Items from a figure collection
——————

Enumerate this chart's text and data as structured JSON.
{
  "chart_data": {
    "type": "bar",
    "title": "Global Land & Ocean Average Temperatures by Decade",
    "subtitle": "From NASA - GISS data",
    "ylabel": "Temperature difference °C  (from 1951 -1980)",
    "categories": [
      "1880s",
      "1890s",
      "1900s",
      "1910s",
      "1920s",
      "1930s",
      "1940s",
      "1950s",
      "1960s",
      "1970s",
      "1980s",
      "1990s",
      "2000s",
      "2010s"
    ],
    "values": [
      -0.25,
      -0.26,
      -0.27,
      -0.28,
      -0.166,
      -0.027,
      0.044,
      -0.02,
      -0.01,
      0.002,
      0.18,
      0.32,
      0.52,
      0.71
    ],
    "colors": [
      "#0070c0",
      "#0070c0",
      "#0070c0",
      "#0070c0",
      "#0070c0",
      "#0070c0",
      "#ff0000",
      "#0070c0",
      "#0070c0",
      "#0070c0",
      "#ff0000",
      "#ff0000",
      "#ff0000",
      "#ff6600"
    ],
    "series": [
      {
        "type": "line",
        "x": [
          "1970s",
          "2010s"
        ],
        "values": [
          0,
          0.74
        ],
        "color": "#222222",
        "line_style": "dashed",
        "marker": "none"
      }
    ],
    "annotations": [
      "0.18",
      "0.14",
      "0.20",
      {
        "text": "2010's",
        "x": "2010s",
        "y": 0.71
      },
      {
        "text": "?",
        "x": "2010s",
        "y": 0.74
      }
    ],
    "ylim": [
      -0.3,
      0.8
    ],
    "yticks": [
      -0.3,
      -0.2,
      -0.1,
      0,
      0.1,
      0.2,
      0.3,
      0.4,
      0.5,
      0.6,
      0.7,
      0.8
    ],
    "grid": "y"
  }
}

——————

EXERCISE DESCRIPTION: Exactly reproduce every line of the records.

SOLUTION:
Enumerate this chart's text and data as structured JSON.
{
  "chart_data": {
    "type": "bar",
    "title": "Global Land & Ocean Average Temperatures by Decade",
    "subtitle": "From NASA - GISS data",
    "ylabel": "Temperature difference °C  (from 1951 -1980)",
    "categories": [
      "1880s",
      "1890s",
      "1900s",
      "1910s",
      "1920s",
      "1930s",
      "1940s",
      "1950s",
      "1960s",
      "1970s",
      "1980s",
      "1990s",
      "2000s",
      "2010s"
    ],
    "values": [
      -0.25,
      -0.26,
      -0.27,
      -0.28,
      -0.166,
      -0.027,
      0.044,
      -0.02,
      -0.01,
      0.002,
      0.18,
      0.32,
      0.52,
      0.71
    ],
    "colors": [
      "#0070c0",
      "#0070c0",
      "#0070c0",
      "#0070c0",
      "#0070c0",
      "#0070c0",
      "#ff0000",
      "#0070c0",
      "#0070c0",
      "#0070c0",
      "#ff0000",
      "#ff0000",
      "#ff0000",
      "#ff6600"
    ],
    "series": [
      {
        "type": "line",
        "x": [
          "1970s",
          "2010s"
        ],
        "values": [
          0,
          0.74
        ],
        "color": "#222222",
        "line_style": "dashed",
        "marker": "none"
      }
    ],
    "annotations": [
      "0.18",
      "0.14",
      "0.20",
      {
        "text": "2010's",
        "x": "2010s",
        "y": 0.71
      },
      {
        "text": "?",
        "x": "2010s",
        "y": 0.74
      }
    ],
    "ylim": [
      -0.3,
      0.8
    ],
    "yticks": [
      -0.3,
      -0.2,
      -0.1,
      0,
      0.1,
      0.2,
      0.3,
      0.4,
      0.5,
      0.6,
      0.7,
      0.8
    ],
    "grid": "y"
  }
}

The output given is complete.